— begin Task material —
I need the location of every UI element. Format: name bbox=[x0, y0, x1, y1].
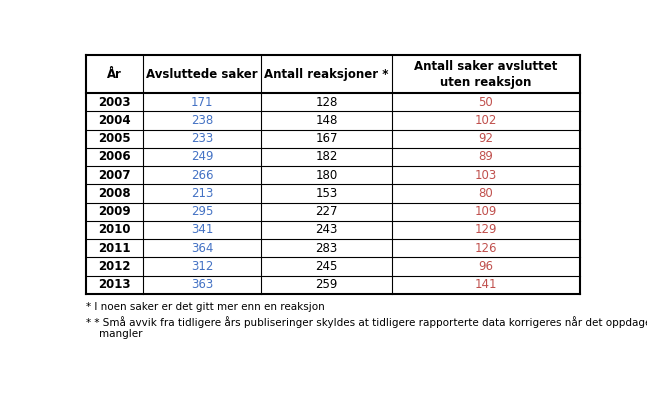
Text: 312: 312 bbox=[191, 260, 213, 273]
Text: 153: 153 bbox=[316, 187, 338, 200]
Text: 341: 341 bbox=[191, 224, 213, 236]
Text: Antall saker avsluttet
uten reaksjon: Antall saker avsluttet uten reaksjon bbox=[414, 60, 558, 88]
Text: 233: 233 bbox=[191, 132, 213, 145]
Text: 148: 148 bbox=[316, 114, 338, 127]
Text: 2012: 2012 bbox=[98, 260, 131, 273]
Text: Antall reaksjoner *: Antall reaksjoner * bbox=[265, 68, 389, 81]
Text: 2005: 2005 bbox=[98, 132, 131, 145]
Text: 2003: 2003 bbox=[98, 96, 131, 109]
Text: mangler: mangler bbox=[86, 329, 142, 339]
Text: 266: 266 bbox=[191, 169, 214, 182]
Text: 2007: 2007 bbox=[98, 169, 131, 182]
Text: 129: 129 bbox=[475, 224, 497, 236]
Text: År: År bbox=[107, 68, 122, 81]
Text: 167: 167 bbox=[316, 132, 338, 145]
Text: 363: 363 bbox=[191, 278, 213, 291]
Text: 103: 103 bbox=[475, 169, 497, 182]
Text: 141: 141 bbox=[475, 278, 497, 291]
Text: Avsluttede saker: Avsluttede saker bbox=[146, 68, 258, 81]
Text: 259: 259 bbox=[316, 278, 338, 291]
Text: 2010: 2010 bbox=[98, 224, 131, 236]
Text: 238: 238 bbox=[191, 114, 213, 127]
Text: 227: 227 bbox=[316, 205, 338, 218]
Text: 2009: 2009 bbox=[98, 205, 131, 218]
Text: 109: 109 bbox=[475, 205, 497, 218]
Text: 2011: 2011 bbox=[98, 242, 131, 255]
Text: 96: 96 bbox=[478, 260, 494, 273]
Text: 92: 92 bbox=[478, 132, 494, 145]
Text: 102: 102 bbox=[475, 114, 497, 127]
Text: 283: 283 bbox=[316, 242, 338, 255]
Text: 364: 364 bbox=[191, 242, 213, 255]
Text: 2013: 2013 bbox=[98, 278, 131, 291]
Text: 171: 171 bbox=[191, 96, 214, 109]
Text: 2008: 2008 bbox=[98, 187, 131, 200]
Text: 128: 128 bbox=[316, 96, 338, 109]
Text: 213: 213 bbox=[191, 187, 213, 200]
Text: 80: 80 bbox=[479, 187, 493, 200]
Text: 295: 295 bbox=[191, 205, 213, 218]
Text: 50: 50 bbox=[479, 96, 493, 109]
Text: 249: 249 bbox=[191, 150, 214, 164]
Text: 243: 243 bbox=[316, 224, 338, 236]
Text: 245: 245 bbox=[316, 260, 338, 273]
Text: 2004: 2004 bbox=[98, 114, 131, 127]
Text: 89: 89 bbox=[479, 150, 494, 164]
Text: * * Små avvik fra tidligere års publiseringer skyldes at tidligere rapporterte d: * * Små avvik fra tidligere års publiser… bbox=[86, 316, 647, 329]
Text: 180: 180 bbox=[316, 169, 338, 182]
Text: 182: 182 bbox=[316, 150, 338, 164]
Text: 126: 126 bbox=[475, 242, 497, 255]
Text: * I noen saker er det gitt mer enn en reaksjon: * I noen saker er det gitt mer enn en re… bbox=[86, 302, 325, 312]
Text: 2006: 2006 bbox=[98, 150, 131, 164]
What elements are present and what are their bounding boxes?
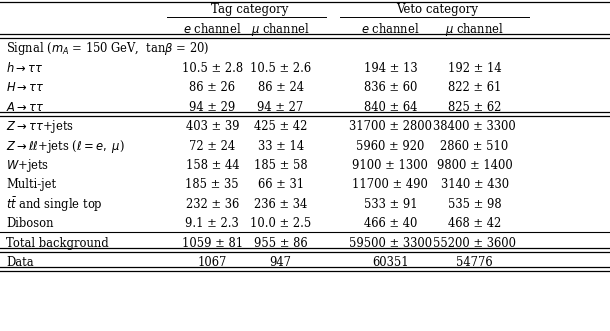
Text: 1059 ± 81: 1059 ± 81: [182, 237, 243, 250]
Text: 236 ± 34: 236 ± 34: [254, 198, 307, 211]
Text: 194 ± 13: 194 ± 13: [364, 62, 417, 75]
Text: 425 ± 42: 425 ± 42: [254, 120, 307, 133]
Text: 158 ± 44: 158 ± 44: [185, 159, 239, 172]
Text: $e$ channel: $e$ channel: [183, 22, 242, 36]
Text: $\mu$ channel: $\mu$ channel: [251, 21, 310, 38]
Text: Signal ($m_A$ = 150 GeV,  tan$\beta$ = 20): Signal ($m_A$ = 150 GeV, tan$\beta$ = 20…: [6, 40, 209, 57]
Text: $Z \rightarrow \tau\tau$+jets: $Z \rightarrow \tau\tau$+jets: [6, 118, 74, 135]
Text: 955 ± 86: 955 ± 86: [254, 237, 307, 250]
Text: Veto category: Veto category: [396, 3, 478, 16]
Text: 10.5 ± 2.6: 10.5 ± 2.6: [250, 62, 311, 75]
Text: 38400 ± 3300: 38400 ± 3300: [433, 120, 516, 133]
Text: 94 ± 29: 94 ± 29: [189, 101, 235, 114]
Text: 1067: 1067: [198, 256, 227, 269]
Text: 72 ± 24: 72 ± 24: [189, 140, 235, 153]
Text: Diboson: Diboson: [6, 217, 54, 230]
Text: 66 ± 31: 66 ± 31: [257, 178, 304, 191]
Text: 403 ± 39: 403 ± 39: [185, 120, 239, 133]
Text: 533 ± 91: 533 ± 91: [364, 198, 417, 211]
Text: 9100 ± 1300: 9100 ± 1300: [353, 159, 428, 172]
Text: $H \rightarrow \tau\tau$: $H \rightarrow \tau\tau$: [6, 81, 45, 94]
Text: 9.1 ± 2.3: 9.1 ± 2.3: [185, 217, 239, 230]
Text: 31700 ± 2800: 31700 ± 2800: [349, 120, 432, 133]
Text: 185 ± 58: 185 ± 58: [254, 159, 307, 172]
Text: 86 ± 26: 86 ± 26: [189, 81, 235, 94]
Text: 947: 947: [270, 256, 292, 269]
Text: 5960 ± 920: 5960 ± 920: [356, 140, 425, 153]
Text: $W$+jets: $W$+jets: [6, 157, 49, 174]
Text: $t\bar{t}$ and single top: $t\bar{t}$ and single top: [6, 195, 103, 213]
Text: Total background: Total background: [6, 237, 109, 250]
Text: Multi-jet: Multi-jet: [6, 178, 56, 191]
Text: Tag category: Tag category: [211, 3, 288, 16]
Text: $h \rightarrow \tau\tau$: $h \rightarrow \tau\tau$: [6, 61, 43, 75]
Text: 840 ± 64: 840 ± 64: [364, 101, 417, 114]
Text: 33 ± 14: 33 ± 14: [257, 140, 304, 153]
Text: 10.0 ± 2.5: 10.0 ± 2.5: [250, 217, 311, 230]
Text: 55200 ± 3600: 55200 ± 3600: [433, 237, 516, 250]
Text: 60351: 60351: [372, 256, 409, 269]
Text: 192 ± 14: 192 ± 14: [448, 62, 501, 75]
Text: 822 ± 61: 822 ± 61: [448, 81, 501, 94]
Text: 59500 ± 3300: 59500 ± 3300: [349, 237, 432, 250]
Text: 466 ± 40: 466 ± 40: [364, 217, 417, 230]
Text: 836 ± 60: 836 ± 60: [364, 81, 417, 94]
Text: 54776: 54776: [456, 256, 493, 269]
Text: $e$ channel: $e$ channel: [361, 22, 420, 36]
Text: 535 ± 98: 535 ± 98: [448, 198, 501, 211]
Text: 232 ± 36: 232 ± 36: [185, 198, 239, 211]
Text: 10.5 ± 2.8: 10.5 ± 2.8: [182, 62, 243, 75]
Text: 185 ± 35: 185 ± 35: [185, 178, 239, 191]
Text: 2860 ± 510: 2860 ± 510: [440, 140, 509, 153]
Text: 94 ± 27: 94 ± 27: [257, 101, 304, 114]
Text: $\mu$ channel: $\mu$ channel: [445, 21, 504, 38]
Text: Data: Data: [6, 256, 34, 269]
Text: $A \rightarrow \tau\tau$: $A \rightarrow \tau\tau$: [6, 101, 45, 114]
Text: 3140 ± 430: 3140 ± 430: [440, 178, 509, 191]
Text: 468 ± 42: 468 ± 42: [448, 217, 501, 230]
Text: 825 ± 62: 825 ± 62: [448, 101, 501, 114]
Text: 11700 ± 490: 11700 ± 490: [353, 178, 428, 191]
Text: 9800 ± 1400: 9800 ± 1400: [437, 159, 512, 172]
Text: 86 ± 24: 86 ± 24: [257, 81, 304, 94]
Text: $Z \rightarrow \ell\ell$+jets ($\ell = e,\ \mu$): $Z \rightarrow \ell\ell$+jets ($\ell = e…: [6, 137, 125, 155]
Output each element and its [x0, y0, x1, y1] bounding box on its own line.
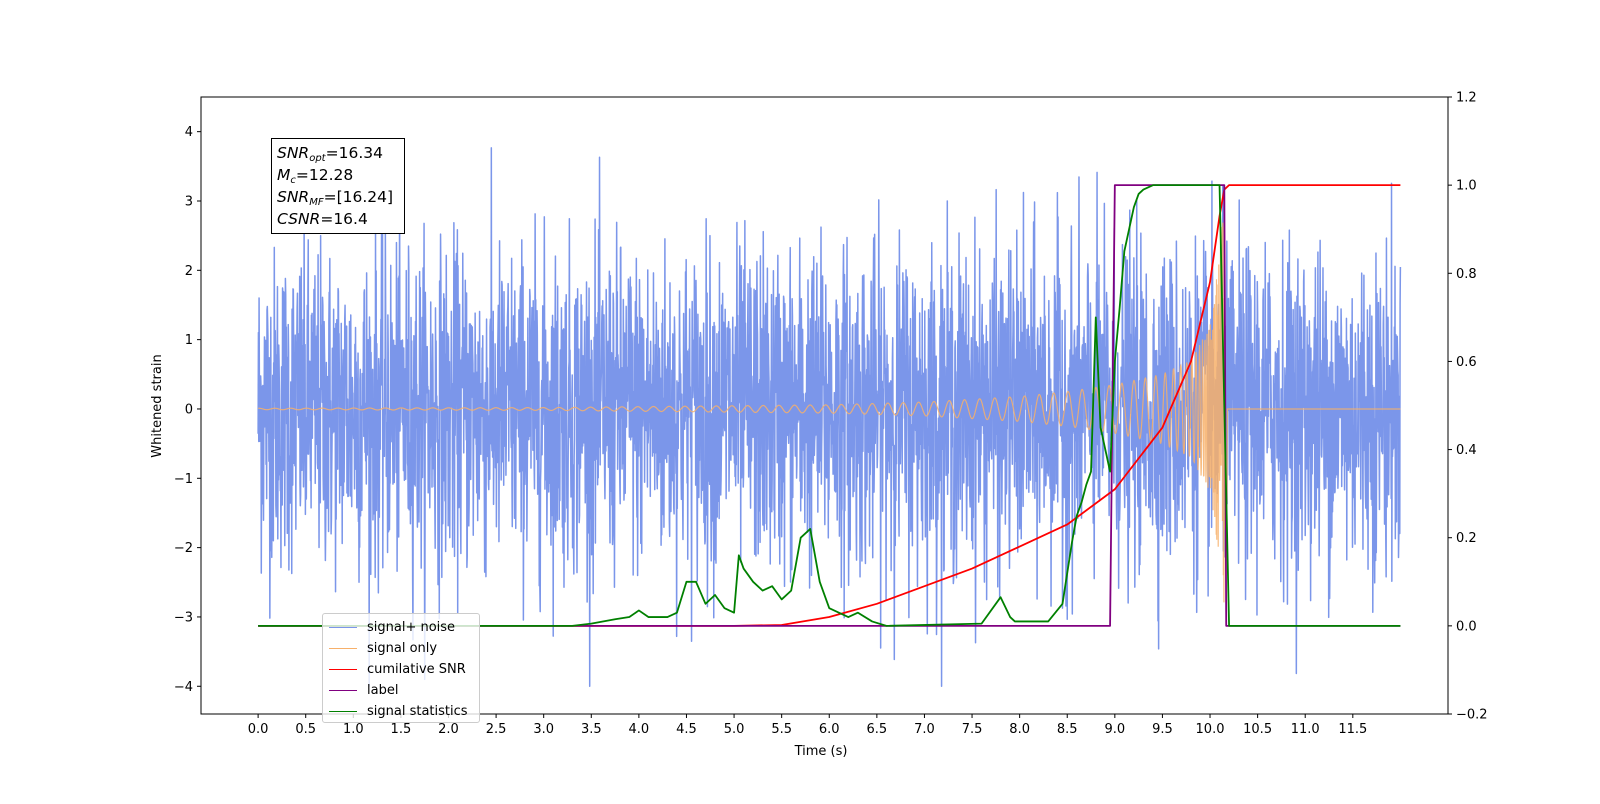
— end Task material —
Set problem :: Copy out the records' lines from the one containing "Text: 1059 ±" through the one containing "Text: 836 ± 60: 836 ± 60: [364, 81, 417, 94]", keeping both of those lines and changing nothing.

Answer below ::
Text: 1059 ± 81: 1059 ± 81: [182, 237, 243, 250]
Text: 236 ± 34: 236 ± 34: [254, 198, 307, 211]
Text: 194 ± 13: 194 ± 13: [364, 62, 417, 75]
Text: 425 ± 42: 425 ± 42: [254, 120, 307, 133]
Text: 158 ± 44: 158 ± 44: [185, 159, 239, 172]
Text: $e$ channel: $e$ channel: [183, 22, 242, 36]
Text: $\mu$ channel: $\mu$ channel: [251, 21, 310, 38]
Text: Signal ($m_A$ = 150 GeV,  tan$\beta$ = 20): Signal ($m_A$ = 150 GeV, tan$\beta$ = 20…: [6, 40, 209, 57]
Text: $Z \rightarrow \tau\tau$+jets: $Z \rightarrow \tau\tau$+jets: [6, 118, 74, 135]
Text: 955 ± 86: 955 ± 86: [254, 237, 307, 250]
Text: Veto category: Veto category: [396, 3, 478, 16]
Text: 10.5 ± 2.6: 10.5 ± 2.6: [250, 62, 311, 75]
Text: 38400 ± 3300: 38400 ± 3300: [433, 120, 516, 133]
Text: 94 ± 29: 94 ± 29: [189, 101, 235, 114]
Text: 1067: 1067: [198, 256, 227, 269]
Text: 72 ± 24: 72 ± 24: [189, 140, 235, 153]
Text: Diboson: Diboson: [6, 217, 54, 230]
Text: 66 ± 31: 66 ± 31: [257, 178, 304, 191]
Text: 403 ± 39: 403 ± 39: [185, 120, 239, 133]
Text: 533 ± 91: 533 ± 91: [364, 198, 417, 211]
Text: 9100 ± 1300: 9100 ± 1300: [353, 159, 428, 172]
Text: $H \rightarrow \tau\tau$: $H \rightarrow \tau\tau$: [6, 81, 45, 94]
Text: 9.1 ± 2.3: 9.1 ± 2.3: [185, 217, 239, 230]
Text: 31700 ± 2800: 31700 ± 2800: [349, 120, 432, 133]
Text: 185 ± 58: 185 ± 58: [254, 159, 307, 172]
Text: 86 ± 26: 86 ± 26: [189, 81, 235, 94]
Text: 947: 947: [270, 256, 292, 269]
Text: 5960 ± 920: 5960 ± 920: [356, 140, 425, 153]
Text: $W$+jets: $W$+jets: [6, 157, 49, 174]
Text: $t\bar{t}$ and single top: $t\bar{t}$ and single top: [6, 195, 103, 213]
Text: Total background: Total background: [6, 237, 109, 250]
Text: Multi-jet: Multi-jet: [6, 178, 56, 191]
Text: Tag category: Tag category: [211, 3, 288, 16]
Text: $h \rightarrow \tau\tau$: $h \rightarrow \tau\tau$: [6, 61, 43, 75]
Text: 840 ± 64: 840 ± 64: [364, 101, 417, 114]
Text: 33 ± 14: 33 ± 14: [257, 140, 304, 153]
Text: 10.0 ± 2.5: 10.0 ± 2.5: [250, 217, 311, 230]
Text: 55200 ± 3600: 55200 ± 3600: [433, 237, 516, 250]
Text: 60351: 60351: [372, 256, 409, 269]
Text: 192 ± 14: 192 ± 14: [448, 62, 501, 75]
Text: 822 ± 61: 822 ± 61: [448, 81, 501, 94]
Text: 59500 ± 3300: 59500 ± 3300: [349, 237, 432, 250]
Text: 466 ± 40: 466 ± 40: [364, 217, 417, 230]
Text: 836 ± 60: 836 ± 60: [364, 81, 417, 94]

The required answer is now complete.